■ TASK TO CARRY OUT
Copy out every line in the entries below that includes "ylabel".

====== TASK INPUT

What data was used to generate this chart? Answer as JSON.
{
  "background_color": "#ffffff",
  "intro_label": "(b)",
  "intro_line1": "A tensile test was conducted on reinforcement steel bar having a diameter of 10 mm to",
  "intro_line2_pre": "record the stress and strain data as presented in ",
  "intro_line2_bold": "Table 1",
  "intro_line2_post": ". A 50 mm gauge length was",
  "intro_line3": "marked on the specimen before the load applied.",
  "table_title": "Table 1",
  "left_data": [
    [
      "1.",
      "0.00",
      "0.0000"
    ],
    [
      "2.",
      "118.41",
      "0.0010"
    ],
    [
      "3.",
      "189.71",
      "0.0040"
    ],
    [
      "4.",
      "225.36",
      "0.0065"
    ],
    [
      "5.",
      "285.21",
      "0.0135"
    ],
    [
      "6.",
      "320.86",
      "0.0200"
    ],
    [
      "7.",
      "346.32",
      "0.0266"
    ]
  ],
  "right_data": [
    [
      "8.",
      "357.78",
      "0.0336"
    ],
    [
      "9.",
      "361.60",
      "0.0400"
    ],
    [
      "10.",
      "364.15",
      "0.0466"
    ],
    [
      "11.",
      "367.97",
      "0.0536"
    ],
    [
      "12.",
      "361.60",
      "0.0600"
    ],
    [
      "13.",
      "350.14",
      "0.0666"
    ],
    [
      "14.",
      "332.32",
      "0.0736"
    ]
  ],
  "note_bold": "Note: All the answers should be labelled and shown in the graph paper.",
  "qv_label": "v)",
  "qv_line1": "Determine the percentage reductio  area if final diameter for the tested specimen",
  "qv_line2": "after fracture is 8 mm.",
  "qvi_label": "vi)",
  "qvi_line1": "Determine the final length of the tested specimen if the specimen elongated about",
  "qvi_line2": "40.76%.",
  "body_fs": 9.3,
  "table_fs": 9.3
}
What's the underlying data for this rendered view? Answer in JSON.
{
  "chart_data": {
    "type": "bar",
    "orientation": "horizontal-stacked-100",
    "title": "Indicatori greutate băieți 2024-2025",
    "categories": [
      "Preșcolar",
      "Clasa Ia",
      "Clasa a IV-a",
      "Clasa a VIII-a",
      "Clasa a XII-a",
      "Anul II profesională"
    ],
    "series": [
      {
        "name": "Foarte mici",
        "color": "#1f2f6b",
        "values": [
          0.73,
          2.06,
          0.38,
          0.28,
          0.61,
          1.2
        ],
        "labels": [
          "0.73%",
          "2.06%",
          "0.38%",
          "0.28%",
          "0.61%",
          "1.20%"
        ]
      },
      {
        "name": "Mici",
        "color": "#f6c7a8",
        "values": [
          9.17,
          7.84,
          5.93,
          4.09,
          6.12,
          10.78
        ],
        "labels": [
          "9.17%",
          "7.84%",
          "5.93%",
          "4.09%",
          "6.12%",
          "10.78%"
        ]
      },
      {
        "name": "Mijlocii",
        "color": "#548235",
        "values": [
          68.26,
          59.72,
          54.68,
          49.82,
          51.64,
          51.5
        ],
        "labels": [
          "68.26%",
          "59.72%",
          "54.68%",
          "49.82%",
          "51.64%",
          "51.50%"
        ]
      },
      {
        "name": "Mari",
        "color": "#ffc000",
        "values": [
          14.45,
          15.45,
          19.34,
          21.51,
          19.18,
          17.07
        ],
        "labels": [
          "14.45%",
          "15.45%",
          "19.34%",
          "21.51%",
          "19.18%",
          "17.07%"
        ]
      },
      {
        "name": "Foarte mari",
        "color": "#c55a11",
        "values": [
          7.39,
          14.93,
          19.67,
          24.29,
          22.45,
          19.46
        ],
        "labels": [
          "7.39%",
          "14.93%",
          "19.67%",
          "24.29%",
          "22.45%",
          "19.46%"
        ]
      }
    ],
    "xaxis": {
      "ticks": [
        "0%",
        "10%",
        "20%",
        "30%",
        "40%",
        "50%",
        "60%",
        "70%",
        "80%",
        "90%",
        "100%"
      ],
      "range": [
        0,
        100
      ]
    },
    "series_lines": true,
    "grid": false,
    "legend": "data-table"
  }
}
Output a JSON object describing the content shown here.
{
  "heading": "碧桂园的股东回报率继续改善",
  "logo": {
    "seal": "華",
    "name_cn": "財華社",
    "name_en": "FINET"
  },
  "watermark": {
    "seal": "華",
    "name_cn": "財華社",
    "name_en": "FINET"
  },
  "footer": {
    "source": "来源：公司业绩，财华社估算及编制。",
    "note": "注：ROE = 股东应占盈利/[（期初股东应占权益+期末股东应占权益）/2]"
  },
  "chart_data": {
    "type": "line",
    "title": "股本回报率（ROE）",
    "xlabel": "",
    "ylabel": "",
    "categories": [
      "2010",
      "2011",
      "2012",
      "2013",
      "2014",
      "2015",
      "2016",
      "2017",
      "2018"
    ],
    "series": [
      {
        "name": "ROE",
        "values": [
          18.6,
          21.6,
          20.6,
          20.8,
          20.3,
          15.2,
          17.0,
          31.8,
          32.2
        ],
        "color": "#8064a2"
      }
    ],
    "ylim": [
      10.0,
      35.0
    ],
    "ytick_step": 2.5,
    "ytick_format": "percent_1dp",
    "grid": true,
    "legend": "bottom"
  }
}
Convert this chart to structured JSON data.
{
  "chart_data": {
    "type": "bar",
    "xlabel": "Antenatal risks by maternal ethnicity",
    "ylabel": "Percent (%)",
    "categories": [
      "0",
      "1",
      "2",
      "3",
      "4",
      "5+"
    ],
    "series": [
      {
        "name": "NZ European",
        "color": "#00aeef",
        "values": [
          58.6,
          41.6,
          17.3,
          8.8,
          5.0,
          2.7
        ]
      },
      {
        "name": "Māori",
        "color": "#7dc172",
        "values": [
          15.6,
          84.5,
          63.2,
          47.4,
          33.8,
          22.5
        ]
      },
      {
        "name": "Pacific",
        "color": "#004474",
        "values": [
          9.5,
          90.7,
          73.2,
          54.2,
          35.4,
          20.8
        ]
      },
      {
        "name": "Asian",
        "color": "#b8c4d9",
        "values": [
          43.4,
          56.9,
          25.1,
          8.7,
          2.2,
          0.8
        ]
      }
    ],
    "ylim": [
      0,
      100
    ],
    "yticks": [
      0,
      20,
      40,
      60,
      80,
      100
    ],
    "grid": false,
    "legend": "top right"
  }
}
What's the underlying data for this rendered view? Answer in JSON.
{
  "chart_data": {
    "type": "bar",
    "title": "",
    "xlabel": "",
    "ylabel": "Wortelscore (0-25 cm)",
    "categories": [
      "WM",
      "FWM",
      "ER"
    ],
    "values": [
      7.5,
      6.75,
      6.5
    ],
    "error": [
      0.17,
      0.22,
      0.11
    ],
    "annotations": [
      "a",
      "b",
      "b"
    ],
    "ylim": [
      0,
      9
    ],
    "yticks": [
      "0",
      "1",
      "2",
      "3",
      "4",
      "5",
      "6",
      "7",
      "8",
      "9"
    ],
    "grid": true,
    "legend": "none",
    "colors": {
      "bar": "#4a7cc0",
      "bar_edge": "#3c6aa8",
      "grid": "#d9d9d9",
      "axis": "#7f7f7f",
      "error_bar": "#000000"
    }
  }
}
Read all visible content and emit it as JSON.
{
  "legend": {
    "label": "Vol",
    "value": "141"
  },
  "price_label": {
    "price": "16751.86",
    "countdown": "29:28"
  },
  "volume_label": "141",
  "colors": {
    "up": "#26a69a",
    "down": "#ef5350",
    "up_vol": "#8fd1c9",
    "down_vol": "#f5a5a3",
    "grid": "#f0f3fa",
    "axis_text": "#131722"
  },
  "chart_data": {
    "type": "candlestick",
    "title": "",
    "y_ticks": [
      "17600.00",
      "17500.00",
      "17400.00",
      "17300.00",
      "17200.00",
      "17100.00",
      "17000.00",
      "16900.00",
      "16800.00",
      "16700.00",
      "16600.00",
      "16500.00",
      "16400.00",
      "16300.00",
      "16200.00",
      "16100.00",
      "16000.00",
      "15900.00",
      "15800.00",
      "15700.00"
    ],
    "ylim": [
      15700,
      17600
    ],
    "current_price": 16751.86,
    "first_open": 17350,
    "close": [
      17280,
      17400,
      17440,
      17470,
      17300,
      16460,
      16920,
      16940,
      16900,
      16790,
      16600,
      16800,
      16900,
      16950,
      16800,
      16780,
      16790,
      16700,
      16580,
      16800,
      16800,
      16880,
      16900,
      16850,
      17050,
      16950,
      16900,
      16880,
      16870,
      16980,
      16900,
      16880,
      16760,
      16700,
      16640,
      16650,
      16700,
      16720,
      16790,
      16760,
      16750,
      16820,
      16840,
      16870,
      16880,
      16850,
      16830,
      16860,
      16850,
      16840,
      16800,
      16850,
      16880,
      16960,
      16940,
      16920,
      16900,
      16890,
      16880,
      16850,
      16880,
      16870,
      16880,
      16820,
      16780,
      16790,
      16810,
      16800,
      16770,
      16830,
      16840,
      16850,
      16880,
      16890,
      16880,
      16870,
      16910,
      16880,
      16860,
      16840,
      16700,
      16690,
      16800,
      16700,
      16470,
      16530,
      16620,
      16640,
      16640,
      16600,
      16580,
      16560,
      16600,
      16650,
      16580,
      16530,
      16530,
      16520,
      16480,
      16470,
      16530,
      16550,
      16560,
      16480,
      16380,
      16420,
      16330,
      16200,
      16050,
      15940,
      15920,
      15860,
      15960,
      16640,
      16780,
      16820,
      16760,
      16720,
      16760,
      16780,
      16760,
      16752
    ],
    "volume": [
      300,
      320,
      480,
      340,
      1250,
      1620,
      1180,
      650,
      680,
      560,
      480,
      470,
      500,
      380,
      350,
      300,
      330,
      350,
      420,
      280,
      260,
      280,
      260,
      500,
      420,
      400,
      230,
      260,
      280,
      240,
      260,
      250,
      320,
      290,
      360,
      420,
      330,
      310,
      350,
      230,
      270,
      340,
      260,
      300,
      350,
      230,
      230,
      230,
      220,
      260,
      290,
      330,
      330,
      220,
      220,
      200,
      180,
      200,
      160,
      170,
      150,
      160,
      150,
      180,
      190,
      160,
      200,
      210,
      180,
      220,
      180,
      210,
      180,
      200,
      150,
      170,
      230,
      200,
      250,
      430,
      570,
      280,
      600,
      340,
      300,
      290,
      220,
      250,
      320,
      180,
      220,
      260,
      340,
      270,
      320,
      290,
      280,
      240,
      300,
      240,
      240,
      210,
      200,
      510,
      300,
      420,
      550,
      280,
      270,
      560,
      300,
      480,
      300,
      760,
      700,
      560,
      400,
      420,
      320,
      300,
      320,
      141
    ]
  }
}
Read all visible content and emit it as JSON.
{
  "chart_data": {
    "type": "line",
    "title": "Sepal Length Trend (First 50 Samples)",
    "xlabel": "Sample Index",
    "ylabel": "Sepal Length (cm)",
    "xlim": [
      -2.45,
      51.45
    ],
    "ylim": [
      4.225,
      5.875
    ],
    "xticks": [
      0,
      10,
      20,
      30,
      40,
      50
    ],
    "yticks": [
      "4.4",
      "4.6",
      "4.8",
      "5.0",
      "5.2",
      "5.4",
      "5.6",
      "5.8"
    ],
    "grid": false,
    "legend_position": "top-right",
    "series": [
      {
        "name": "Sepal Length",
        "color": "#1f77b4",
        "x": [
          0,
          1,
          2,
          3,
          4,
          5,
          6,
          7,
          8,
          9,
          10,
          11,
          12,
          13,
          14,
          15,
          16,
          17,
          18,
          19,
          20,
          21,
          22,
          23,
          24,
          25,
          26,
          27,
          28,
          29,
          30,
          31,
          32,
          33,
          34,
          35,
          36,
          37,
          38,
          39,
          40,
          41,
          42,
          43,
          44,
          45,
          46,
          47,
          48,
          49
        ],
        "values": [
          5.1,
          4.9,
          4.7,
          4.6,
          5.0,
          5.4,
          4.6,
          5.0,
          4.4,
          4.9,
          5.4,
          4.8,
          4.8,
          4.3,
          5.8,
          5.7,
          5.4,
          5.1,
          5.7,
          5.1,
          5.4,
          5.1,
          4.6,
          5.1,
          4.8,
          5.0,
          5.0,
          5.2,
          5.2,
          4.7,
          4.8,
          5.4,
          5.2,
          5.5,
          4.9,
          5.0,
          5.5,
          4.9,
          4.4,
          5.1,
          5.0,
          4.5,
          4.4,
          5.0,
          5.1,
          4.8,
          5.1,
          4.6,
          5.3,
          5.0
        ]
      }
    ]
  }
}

============

■ RESPONSE TO THIS TASK
    "ylabel": "",
    "ylabel": "Percent (%)",
    "ylabel": "Wortelscore (0-25 cm)",
    "ylabel": "Sepal Length (cm)",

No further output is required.